===== SUPPLIED DATA =====
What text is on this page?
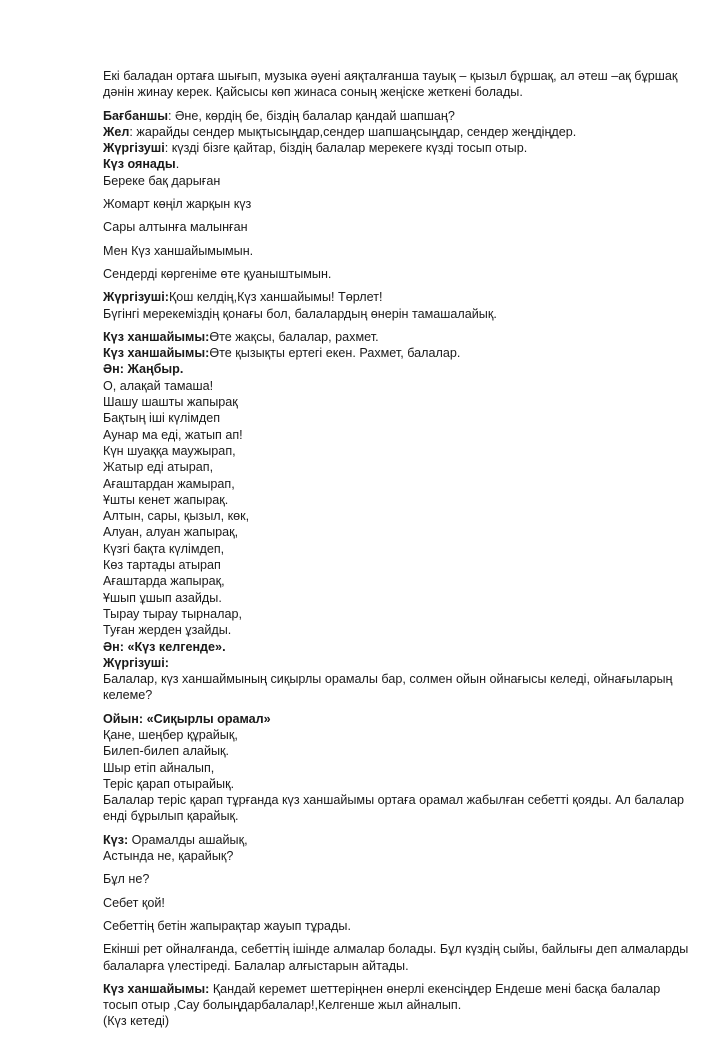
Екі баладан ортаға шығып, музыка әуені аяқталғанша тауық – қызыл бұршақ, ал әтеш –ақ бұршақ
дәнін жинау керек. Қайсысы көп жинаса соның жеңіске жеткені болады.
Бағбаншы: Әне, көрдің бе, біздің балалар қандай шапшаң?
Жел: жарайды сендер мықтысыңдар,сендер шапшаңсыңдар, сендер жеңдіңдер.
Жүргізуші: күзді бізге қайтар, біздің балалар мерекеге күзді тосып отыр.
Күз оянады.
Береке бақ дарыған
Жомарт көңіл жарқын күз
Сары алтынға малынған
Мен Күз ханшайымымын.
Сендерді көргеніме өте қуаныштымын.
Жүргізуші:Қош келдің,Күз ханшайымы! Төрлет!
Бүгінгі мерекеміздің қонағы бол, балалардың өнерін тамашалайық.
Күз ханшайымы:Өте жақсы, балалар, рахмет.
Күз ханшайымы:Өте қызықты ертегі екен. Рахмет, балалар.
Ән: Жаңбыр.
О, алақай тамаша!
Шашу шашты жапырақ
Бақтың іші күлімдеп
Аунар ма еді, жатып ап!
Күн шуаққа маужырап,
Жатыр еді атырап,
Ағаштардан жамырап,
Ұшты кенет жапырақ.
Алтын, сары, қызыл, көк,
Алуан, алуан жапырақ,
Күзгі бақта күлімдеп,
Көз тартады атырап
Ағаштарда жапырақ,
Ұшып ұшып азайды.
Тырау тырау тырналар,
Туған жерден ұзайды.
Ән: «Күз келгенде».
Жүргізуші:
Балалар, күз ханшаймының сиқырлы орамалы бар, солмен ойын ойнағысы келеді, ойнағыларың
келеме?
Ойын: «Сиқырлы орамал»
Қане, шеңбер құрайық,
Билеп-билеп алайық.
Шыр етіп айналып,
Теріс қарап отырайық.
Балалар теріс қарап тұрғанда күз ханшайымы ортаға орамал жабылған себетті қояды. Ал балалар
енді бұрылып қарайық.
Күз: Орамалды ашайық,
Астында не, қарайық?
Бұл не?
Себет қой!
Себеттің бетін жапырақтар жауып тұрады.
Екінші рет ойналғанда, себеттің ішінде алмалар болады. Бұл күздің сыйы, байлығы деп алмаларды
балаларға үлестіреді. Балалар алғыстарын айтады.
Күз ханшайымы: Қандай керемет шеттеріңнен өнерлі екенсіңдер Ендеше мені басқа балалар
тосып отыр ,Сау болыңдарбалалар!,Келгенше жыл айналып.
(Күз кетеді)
=====
===== SUPPLIED DATA =====
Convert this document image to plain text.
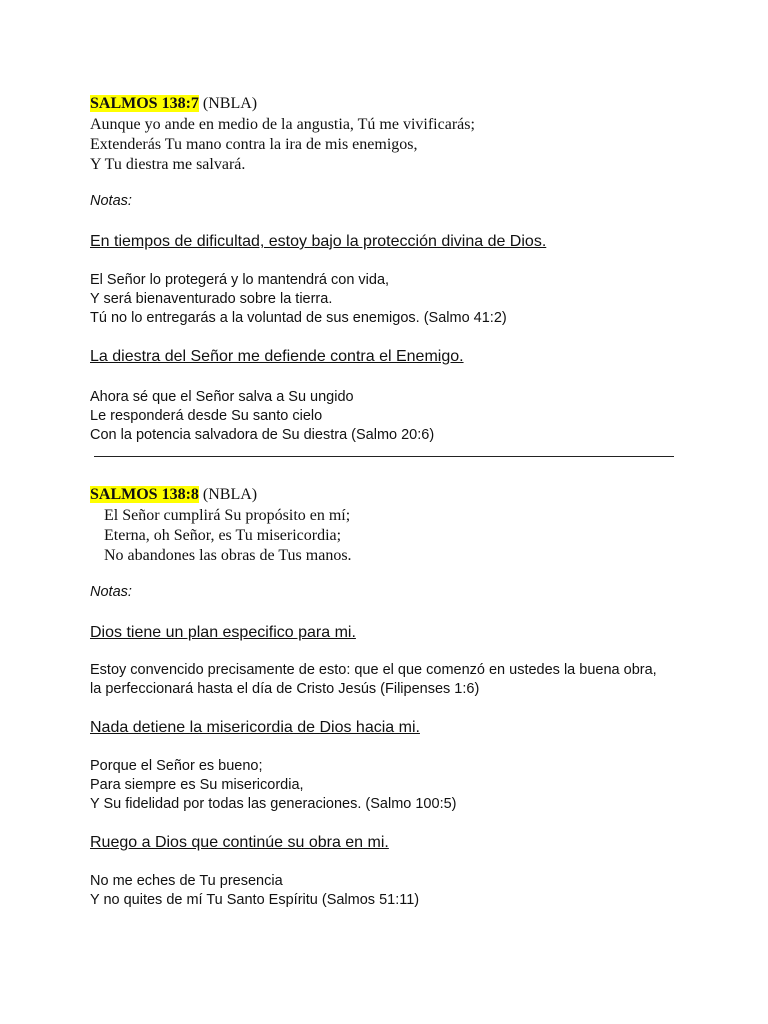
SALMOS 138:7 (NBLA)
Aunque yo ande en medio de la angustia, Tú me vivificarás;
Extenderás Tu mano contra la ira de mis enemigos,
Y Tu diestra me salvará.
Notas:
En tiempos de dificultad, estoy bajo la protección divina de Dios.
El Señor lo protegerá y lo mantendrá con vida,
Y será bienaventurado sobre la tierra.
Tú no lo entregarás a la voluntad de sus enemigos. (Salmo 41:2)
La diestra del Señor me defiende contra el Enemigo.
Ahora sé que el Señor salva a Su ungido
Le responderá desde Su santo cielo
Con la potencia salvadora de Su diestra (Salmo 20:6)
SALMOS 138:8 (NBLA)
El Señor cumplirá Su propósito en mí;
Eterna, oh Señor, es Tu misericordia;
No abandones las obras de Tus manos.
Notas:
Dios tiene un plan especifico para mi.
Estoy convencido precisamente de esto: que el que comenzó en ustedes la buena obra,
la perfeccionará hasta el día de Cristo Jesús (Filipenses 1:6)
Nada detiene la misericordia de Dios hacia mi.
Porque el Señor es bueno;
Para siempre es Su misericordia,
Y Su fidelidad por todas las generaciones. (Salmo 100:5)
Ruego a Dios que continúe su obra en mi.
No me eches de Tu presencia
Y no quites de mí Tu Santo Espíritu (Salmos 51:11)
=====
• **TASK BRIEF**: Each line containing "ортаға" counts once; state the total number of such lines and nothing else.

• **OUTPUT OF THE EXERCISE**: 2